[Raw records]
══════
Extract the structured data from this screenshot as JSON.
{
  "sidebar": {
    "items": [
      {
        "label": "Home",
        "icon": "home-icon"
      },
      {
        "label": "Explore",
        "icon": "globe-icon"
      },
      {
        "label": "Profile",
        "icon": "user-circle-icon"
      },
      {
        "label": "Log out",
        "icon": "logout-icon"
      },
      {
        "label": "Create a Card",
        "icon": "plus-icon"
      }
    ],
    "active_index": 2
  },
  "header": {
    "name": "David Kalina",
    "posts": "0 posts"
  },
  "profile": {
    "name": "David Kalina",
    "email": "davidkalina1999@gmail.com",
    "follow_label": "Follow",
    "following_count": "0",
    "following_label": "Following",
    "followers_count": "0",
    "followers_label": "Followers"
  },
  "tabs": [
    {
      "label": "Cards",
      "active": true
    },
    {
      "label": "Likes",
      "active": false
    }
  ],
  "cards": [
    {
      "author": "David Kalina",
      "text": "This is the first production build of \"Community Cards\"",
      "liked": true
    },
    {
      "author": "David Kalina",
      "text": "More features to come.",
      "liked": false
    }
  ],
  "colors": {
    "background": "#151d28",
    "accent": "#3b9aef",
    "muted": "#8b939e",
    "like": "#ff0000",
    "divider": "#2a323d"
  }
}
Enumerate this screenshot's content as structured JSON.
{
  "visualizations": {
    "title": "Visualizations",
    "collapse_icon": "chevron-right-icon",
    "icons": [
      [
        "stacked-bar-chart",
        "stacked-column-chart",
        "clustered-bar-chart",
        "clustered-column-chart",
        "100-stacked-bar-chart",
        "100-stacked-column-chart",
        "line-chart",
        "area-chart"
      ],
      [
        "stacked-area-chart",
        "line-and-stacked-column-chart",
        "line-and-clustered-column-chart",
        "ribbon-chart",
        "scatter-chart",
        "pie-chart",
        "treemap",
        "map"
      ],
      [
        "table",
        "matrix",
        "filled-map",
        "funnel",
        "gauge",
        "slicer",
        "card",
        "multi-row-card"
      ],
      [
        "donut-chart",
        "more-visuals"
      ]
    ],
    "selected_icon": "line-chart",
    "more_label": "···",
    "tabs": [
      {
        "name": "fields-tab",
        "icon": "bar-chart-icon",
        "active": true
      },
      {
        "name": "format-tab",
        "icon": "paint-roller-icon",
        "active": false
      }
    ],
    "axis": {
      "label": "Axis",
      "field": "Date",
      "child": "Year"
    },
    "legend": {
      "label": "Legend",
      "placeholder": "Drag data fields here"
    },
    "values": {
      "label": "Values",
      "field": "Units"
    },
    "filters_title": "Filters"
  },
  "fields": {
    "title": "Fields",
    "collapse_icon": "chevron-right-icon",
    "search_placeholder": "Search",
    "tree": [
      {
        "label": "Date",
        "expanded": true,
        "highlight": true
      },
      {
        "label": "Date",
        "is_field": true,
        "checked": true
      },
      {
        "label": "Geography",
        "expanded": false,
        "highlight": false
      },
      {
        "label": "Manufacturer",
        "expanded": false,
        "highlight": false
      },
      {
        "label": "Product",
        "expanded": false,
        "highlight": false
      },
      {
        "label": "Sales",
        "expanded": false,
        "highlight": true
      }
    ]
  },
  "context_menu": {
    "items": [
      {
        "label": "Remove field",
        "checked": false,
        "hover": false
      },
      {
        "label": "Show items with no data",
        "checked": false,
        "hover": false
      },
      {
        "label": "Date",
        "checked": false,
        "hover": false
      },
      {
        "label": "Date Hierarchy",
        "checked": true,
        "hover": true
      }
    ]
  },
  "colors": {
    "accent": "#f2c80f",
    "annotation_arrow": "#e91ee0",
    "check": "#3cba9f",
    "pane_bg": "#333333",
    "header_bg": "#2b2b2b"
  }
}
══════
Task objective: Each entry above is to be printed again exactly.

Written solution:
Extract the structured data from this screenshot as JSON.
{
  "sidebar": {
    "items": [
      {
        "label": "Home",
        "icon": "home-icon"
      },
      {
        "label": "Explore",
        "icon": "globe-icon"
      },
      {
        "label": "Profile",
        "icon": "user-circle-icon"
      },
      {
        "label": "Log out",
        "icon": "logout-icon"
      },
      {
        "label": "Create a Card",
        "icon": "plus-icon"
      }
    ],
    "active_index": 2
  },
  "header": {
    "name": "David Kalina",
    "posts": "0 posts"
  },
  "profile": {
    "name": "David Kalina",
    "email": "davidkalina1999@gmail.com",
    "follow_label": "Follow",
    "following_count": "0",
    "following_label": "Following",
    "followers_count": "0",
    "followers_label": "Followers"
  },
  "tabs": [
    {
      "label": "Cards",
      "active": true
    },
    {
      "label": "Likes",
      "active": false
    }
  ],
  "cards": [
    {
      "author": "David Kalina",
      "text": "This is the first production build of \"Community Cards\"",
      "liked": true
    },
    {
      "author": "David Kalina",
      "text": "More features to come.",
      "liked": false
    }
  ],
  "colors": {
    "background": "#151d28",
    "accent": "#3b9aef",
    "muted": "#8b939e",
    "like": "#ff0000",
    "divider": "#2a323d"
  }
}
Enumerate this screenshot's content as structured JSON.
{
  "visualizations": {
    "title": "Visualizations",
    "collapse_icon": "chevron-right-icon",
    "icons": [
      [
        "stacked-bar-chart",
        "stacked-column-chart",
        "clustered-bar-chart",
        "clustered-column-chart",
        "100-stacked-bar-chart",
        "100-stacked-column-chart",
        "line-chart",
        "area-chart"
      ],
      [
        "stacked-area-chart",
        "line-and-stacked-column-chart",
        "line-and-clustered-column-chart",
        "ribbon-chart",
        "scatter-chart",
        "pie-chart",
        "treemap",
        "map"
      ],
      [
        "table",
        "matrix",
        "filled-map",
        "funnel",
        "gauge",
        "slicer",
        "card",
        "multi-row-card"
      ],
      [
        "donut-chart",
        "more-visuals"
      ]
    ],
    "selected_icon": "line-chart",
    "more_label": "···",
    "tabs": [
      {
        "name": "fields-tab",
        "icon": "bar-chart-icon",
        "active": true
      },
      {
        "name": "format-tab",
        "icon": "paint-roller-icon",
        "active": false
      }
    ],
    "axis": {
      "label": "Axis",
      "field": "Date",
      "child": "Year"
    },
    "legend": {
      "label": "Legend",
      "placeholder": "Drag data fields here"
    },
    "values": {
      "label": "Values",
      "field": "Units"
    },
    "filters_title": "Filters"
  },
  "fields": {
    "title": "Fields",
    "collapse_icon": "chevron-right-icon",
    "search_placeholder": "Search",
    "tree": [
      {
        "label": "Date",
        "expanded": true,
        "highlight": true
      },
      {
        "label": "Date",
        "is_field": true,
        "checked": true
      },
      {
        "label": "Geography",
        "expanded": false,
        "highlight": false
      },
      {
        "label": "Manufacturer",
        "expanded": false,
        "highlight": false
      },
      {
        "label": "Product",
        "expanded": false,
        "highlight": false
      },
      {
        "label": "Sales",
        "expanded": false,
        "highlight": true
      }
    ]
  },
  "context_menu": {
    "items": [
      {
        "label": "Remove field",
        "checked": false,
        "hover": false
      },
      {
        "label": "Show items with no data",
        "checked": false,
        "hover": false
      },
      {
        "label": "Date",
        "checked": false,
        "hover": false
      },
      {
        "label": "Date Hierarchy",
        "checked": true,
        "hover": true
      }
    ]
  },
  "colors": {
    "accent": "#f2c80f",
    "annotation_arrow": "#e91ee0",
    "check": "#3cba9f",
    "pane_bg": "#333333",
    "header_bg": "#2b2b2b"
  }
}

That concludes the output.